## Description of the task
Go through the listing beneath this task and return every line that carries the string "ملابس".

— Start —

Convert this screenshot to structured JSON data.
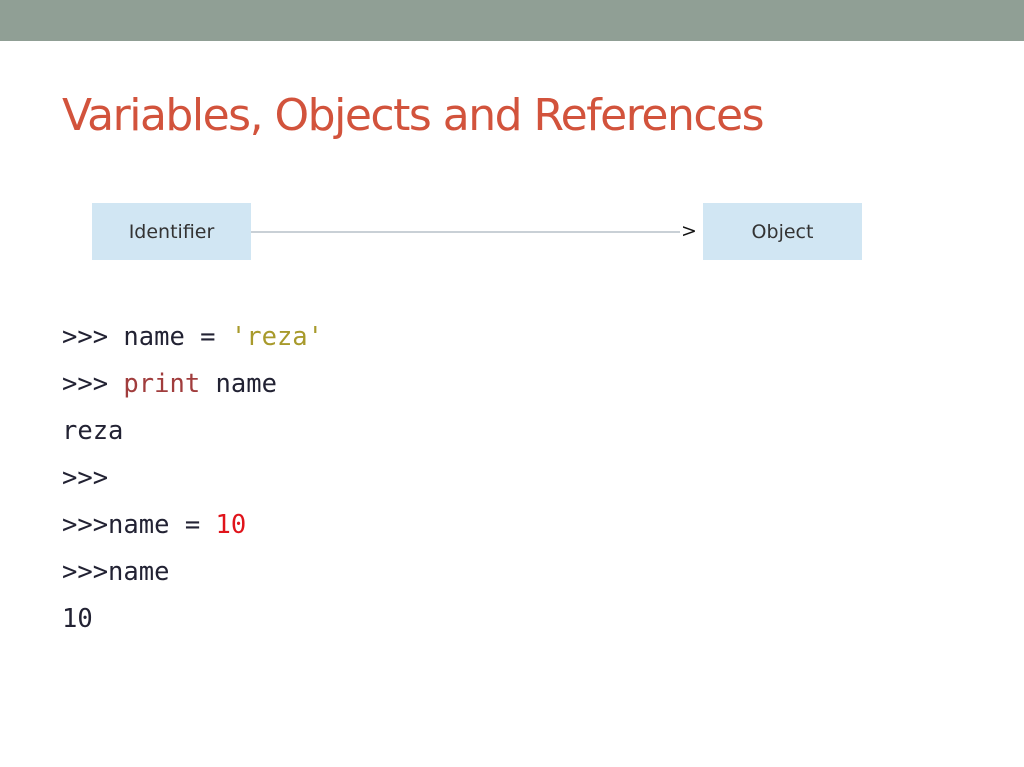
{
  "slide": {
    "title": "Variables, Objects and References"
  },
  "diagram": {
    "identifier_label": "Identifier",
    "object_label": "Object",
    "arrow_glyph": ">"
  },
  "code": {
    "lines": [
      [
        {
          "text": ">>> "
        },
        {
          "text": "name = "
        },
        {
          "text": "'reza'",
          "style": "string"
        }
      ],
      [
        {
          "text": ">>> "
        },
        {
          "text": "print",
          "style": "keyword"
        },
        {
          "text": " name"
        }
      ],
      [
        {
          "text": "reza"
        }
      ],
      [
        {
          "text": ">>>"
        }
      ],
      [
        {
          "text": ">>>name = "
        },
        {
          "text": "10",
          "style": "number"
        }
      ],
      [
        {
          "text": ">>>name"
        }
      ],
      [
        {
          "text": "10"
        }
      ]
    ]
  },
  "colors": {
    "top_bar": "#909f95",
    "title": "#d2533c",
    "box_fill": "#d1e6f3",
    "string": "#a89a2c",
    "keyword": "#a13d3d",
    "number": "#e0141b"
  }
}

— End —
— Start —

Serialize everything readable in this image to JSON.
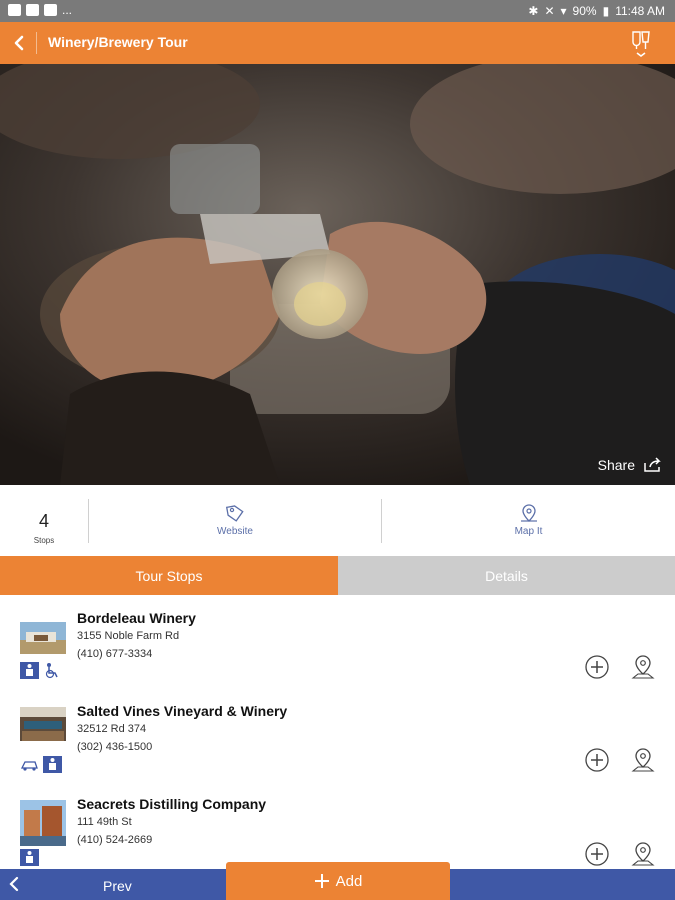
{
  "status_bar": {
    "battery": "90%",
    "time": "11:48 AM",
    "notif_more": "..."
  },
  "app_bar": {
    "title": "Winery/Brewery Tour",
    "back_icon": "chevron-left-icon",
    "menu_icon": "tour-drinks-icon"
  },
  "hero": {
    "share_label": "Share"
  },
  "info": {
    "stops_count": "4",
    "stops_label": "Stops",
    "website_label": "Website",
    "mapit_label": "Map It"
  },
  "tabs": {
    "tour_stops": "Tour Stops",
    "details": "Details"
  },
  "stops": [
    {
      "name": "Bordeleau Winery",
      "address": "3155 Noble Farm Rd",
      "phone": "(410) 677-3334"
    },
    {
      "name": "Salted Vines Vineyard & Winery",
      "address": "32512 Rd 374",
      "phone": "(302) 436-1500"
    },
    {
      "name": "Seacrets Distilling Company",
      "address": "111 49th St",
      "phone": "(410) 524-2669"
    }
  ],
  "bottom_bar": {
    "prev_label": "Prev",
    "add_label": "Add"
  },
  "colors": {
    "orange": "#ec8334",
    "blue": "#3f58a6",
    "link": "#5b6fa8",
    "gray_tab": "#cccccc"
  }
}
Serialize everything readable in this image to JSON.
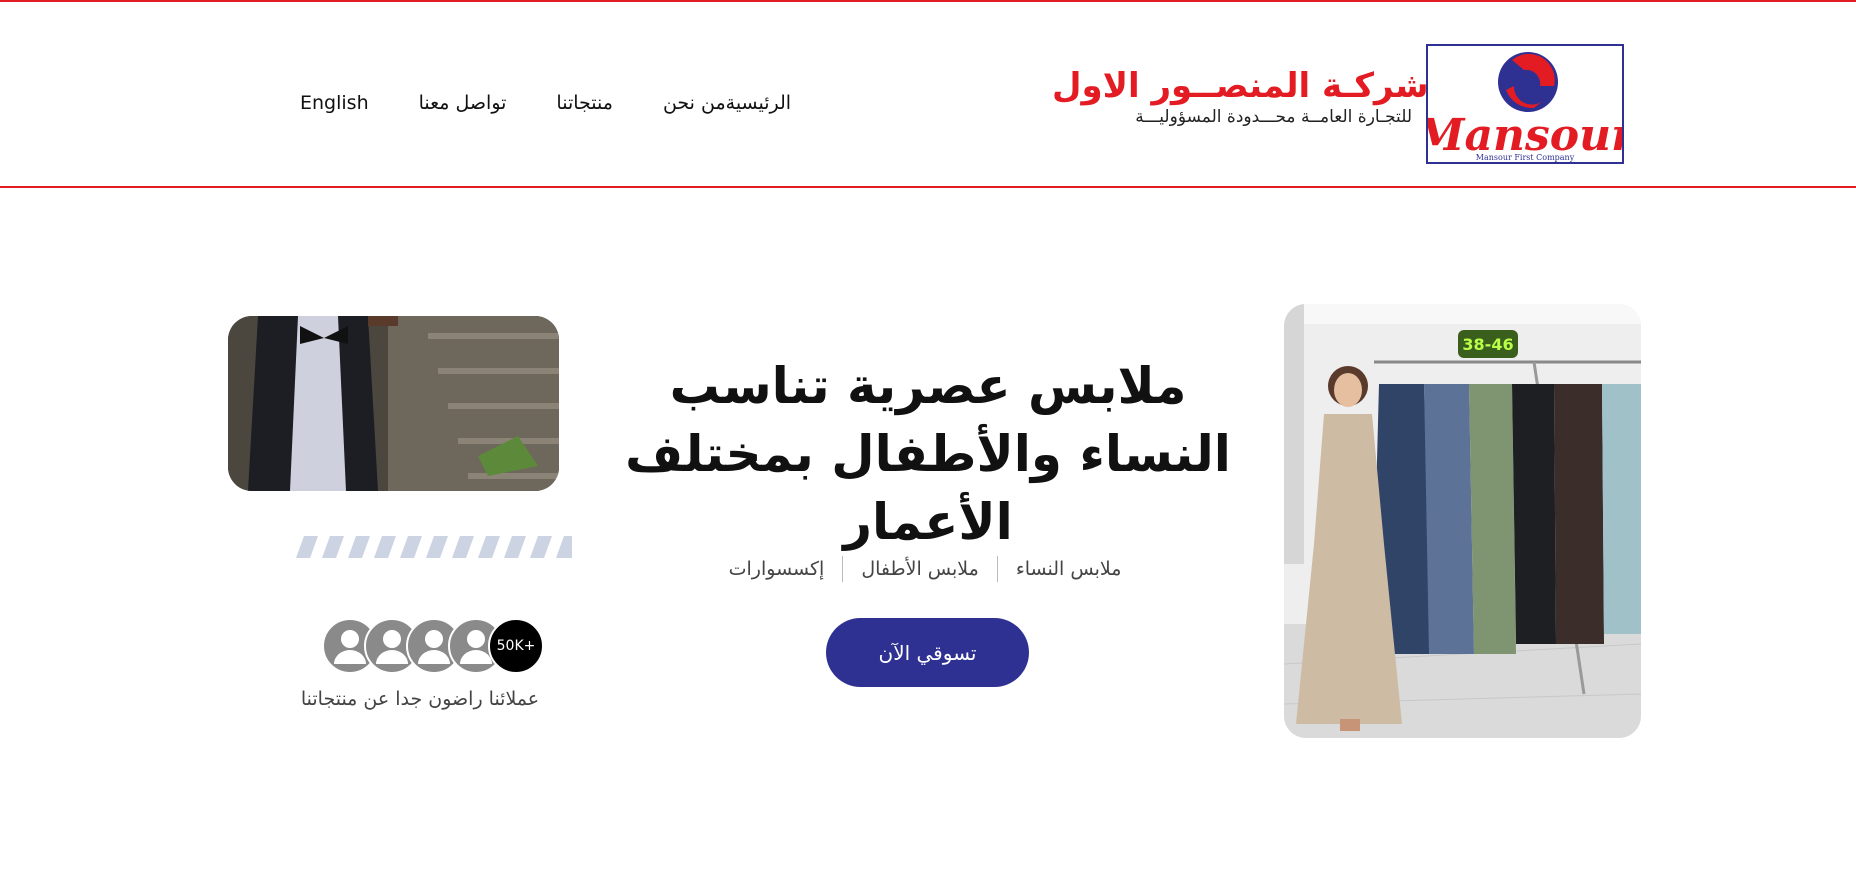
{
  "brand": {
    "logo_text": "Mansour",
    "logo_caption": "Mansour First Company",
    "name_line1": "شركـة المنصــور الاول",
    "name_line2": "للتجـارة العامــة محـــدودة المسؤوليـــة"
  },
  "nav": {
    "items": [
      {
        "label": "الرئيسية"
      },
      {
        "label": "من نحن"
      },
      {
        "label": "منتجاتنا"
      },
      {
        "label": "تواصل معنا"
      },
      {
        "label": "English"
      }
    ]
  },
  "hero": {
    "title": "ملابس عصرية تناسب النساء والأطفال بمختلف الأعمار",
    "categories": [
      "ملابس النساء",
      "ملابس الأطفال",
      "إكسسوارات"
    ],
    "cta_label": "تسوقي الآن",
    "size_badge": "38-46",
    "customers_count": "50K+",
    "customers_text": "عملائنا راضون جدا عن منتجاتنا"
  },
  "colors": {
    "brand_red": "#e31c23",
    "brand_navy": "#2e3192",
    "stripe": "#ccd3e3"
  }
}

— End —

## Reply to the task
    "title": "ملابس عصرية تناسب النساء والأطفال بمختلف الأعمار",
      "ملابس النساء",
      "ملابس الأطفال",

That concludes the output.